Job
Copy every line from the data below in which the string "очень" can be found.

-------

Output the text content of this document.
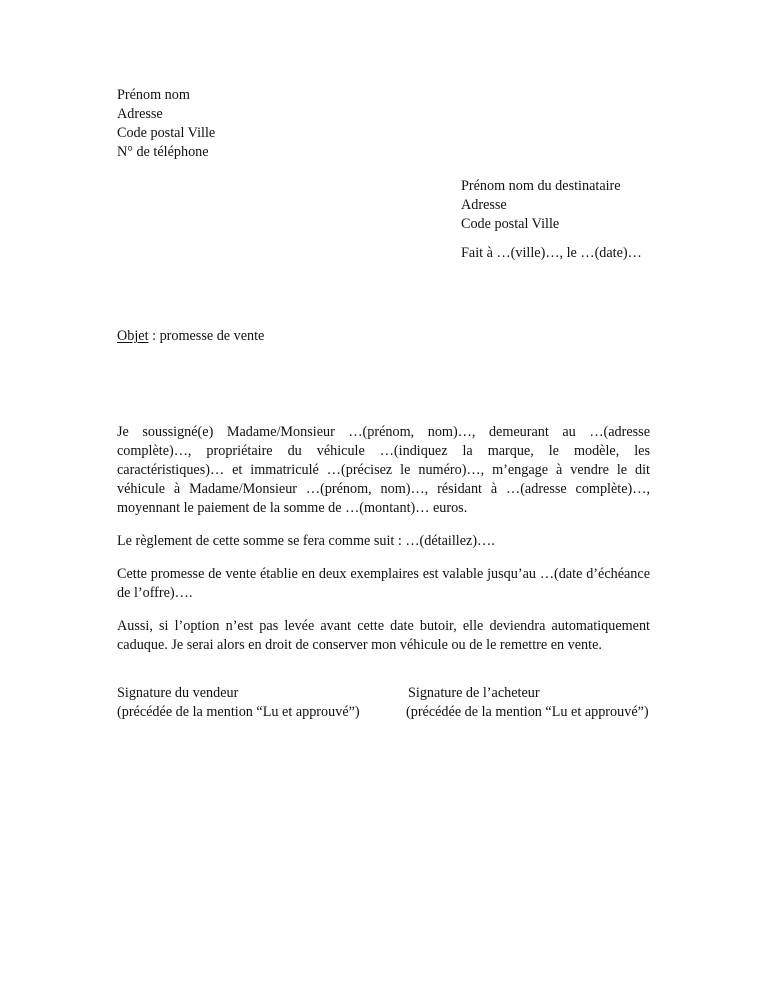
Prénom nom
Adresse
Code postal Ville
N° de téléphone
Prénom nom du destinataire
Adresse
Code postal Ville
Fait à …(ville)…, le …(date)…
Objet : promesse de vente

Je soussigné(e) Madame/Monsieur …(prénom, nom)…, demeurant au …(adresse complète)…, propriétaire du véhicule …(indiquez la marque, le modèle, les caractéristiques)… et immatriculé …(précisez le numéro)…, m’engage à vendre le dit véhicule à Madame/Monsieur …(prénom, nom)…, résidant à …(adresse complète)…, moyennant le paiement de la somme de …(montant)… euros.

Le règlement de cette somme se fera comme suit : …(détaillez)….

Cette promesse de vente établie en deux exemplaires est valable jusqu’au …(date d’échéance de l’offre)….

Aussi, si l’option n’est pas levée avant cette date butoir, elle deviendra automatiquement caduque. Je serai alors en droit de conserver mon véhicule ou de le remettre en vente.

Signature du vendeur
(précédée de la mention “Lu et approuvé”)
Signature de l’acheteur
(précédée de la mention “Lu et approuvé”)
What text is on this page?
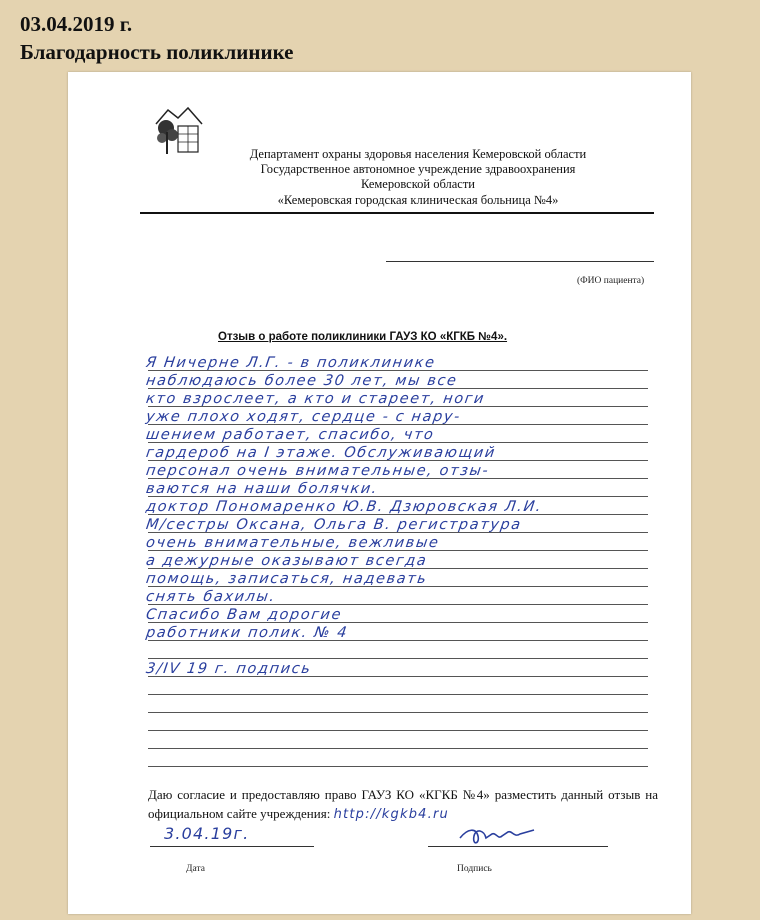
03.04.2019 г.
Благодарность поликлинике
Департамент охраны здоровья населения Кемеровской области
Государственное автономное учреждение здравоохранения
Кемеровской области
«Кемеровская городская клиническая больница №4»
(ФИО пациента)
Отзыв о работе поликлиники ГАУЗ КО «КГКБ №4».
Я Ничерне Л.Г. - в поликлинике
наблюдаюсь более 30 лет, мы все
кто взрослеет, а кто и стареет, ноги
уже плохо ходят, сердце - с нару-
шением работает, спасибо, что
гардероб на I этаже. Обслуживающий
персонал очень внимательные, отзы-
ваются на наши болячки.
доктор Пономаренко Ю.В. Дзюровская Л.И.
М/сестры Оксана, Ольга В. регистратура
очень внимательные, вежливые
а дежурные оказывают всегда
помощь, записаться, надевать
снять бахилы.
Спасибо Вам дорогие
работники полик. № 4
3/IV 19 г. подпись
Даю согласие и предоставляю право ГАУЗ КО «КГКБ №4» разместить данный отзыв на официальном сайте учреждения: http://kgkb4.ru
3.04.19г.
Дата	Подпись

-------

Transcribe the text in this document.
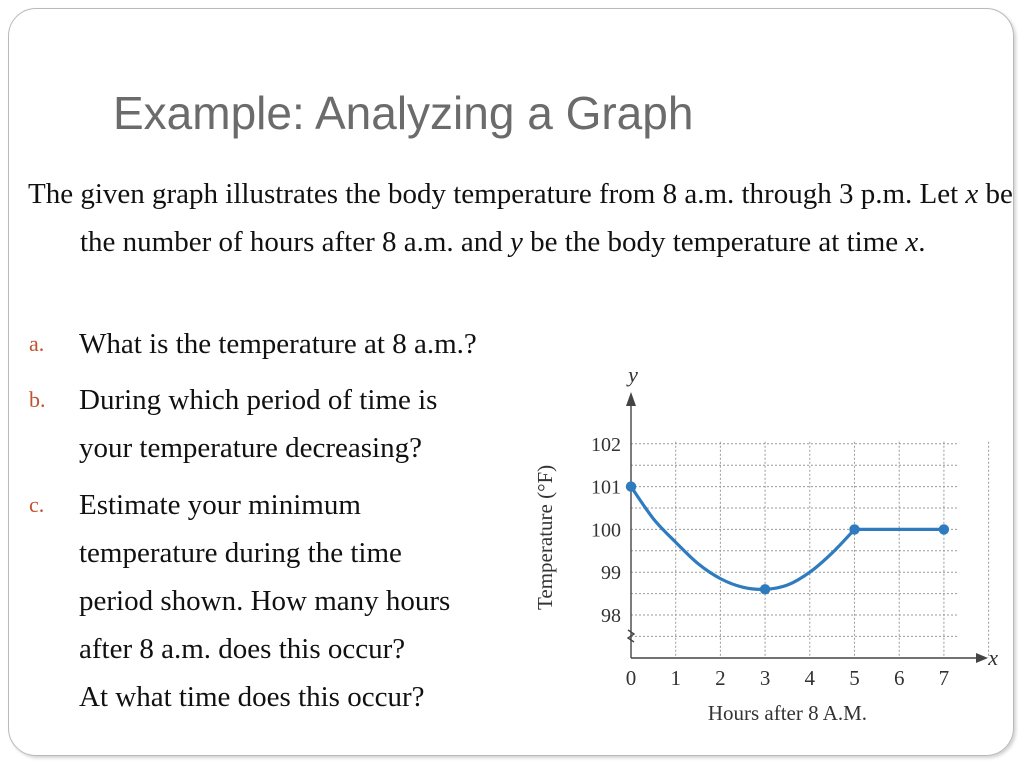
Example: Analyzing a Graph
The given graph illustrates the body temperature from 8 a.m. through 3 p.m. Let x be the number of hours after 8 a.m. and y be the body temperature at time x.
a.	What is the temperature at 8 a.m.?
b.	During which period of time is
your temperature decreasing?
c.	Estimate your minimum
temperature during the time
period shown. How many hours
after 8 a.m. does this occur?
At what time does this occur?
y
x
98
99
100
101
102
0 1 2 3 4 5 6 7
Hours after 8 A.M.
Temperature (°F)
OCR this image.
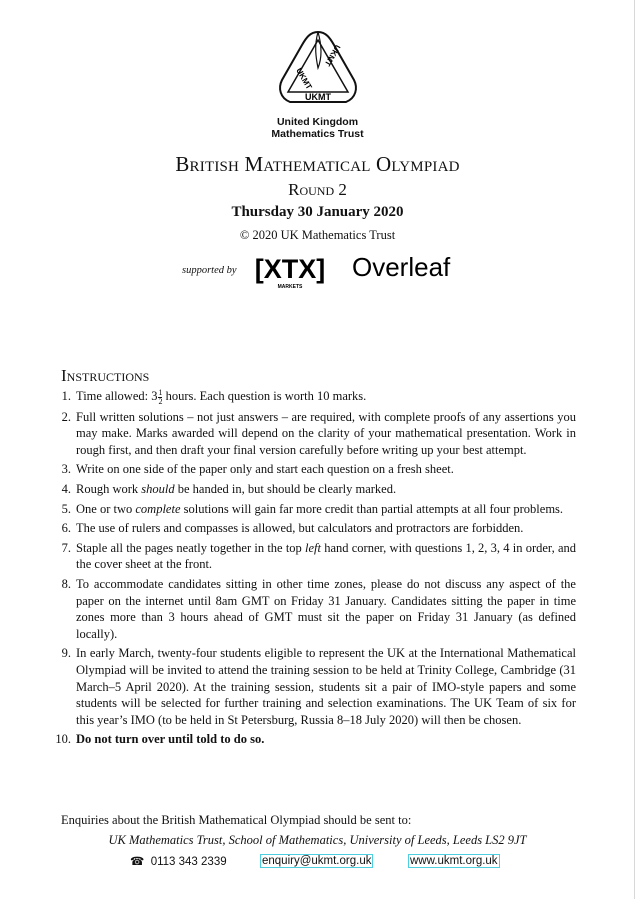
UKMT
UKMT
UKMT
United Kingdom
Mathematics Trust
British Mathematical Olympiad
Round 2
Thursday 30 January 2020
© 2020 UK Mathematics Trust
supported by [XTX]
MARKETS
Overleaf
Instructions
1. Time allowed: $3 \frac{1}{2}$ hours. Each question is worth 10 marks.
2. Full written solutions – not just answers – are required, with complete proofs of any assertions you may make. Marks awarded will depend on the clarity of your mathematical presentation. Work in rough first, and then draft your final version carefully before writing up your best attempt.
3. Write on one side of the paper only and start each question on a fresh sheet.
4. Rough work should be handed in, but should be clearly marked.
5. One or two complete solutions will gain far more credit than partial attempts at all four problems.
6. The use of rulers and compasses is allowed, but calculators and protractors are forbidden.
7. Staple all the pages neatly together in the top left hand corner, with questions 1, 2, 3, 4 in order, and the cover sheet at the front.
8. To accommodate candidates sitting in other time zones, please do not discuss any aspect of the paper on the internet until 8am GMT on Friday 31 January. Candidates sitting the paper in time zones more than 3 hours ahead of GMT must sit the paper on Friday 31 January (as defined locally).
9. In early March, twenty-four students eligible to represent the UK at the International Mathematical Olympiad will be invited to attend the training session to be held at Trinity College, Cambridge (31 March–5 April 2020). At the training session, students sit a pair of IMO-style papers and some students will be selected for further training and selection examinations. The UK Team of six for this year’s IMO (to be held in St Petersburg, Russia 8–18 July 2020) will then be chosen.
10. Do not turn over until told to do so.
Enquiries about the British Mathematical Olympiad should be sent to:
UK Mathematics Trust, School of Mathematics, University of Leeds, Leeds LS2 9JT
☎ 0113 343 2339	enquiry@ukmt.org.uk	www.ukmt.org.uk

-------

Result of this exercise
персонал очень внимательные, отзы-
очень внимательные, вежливые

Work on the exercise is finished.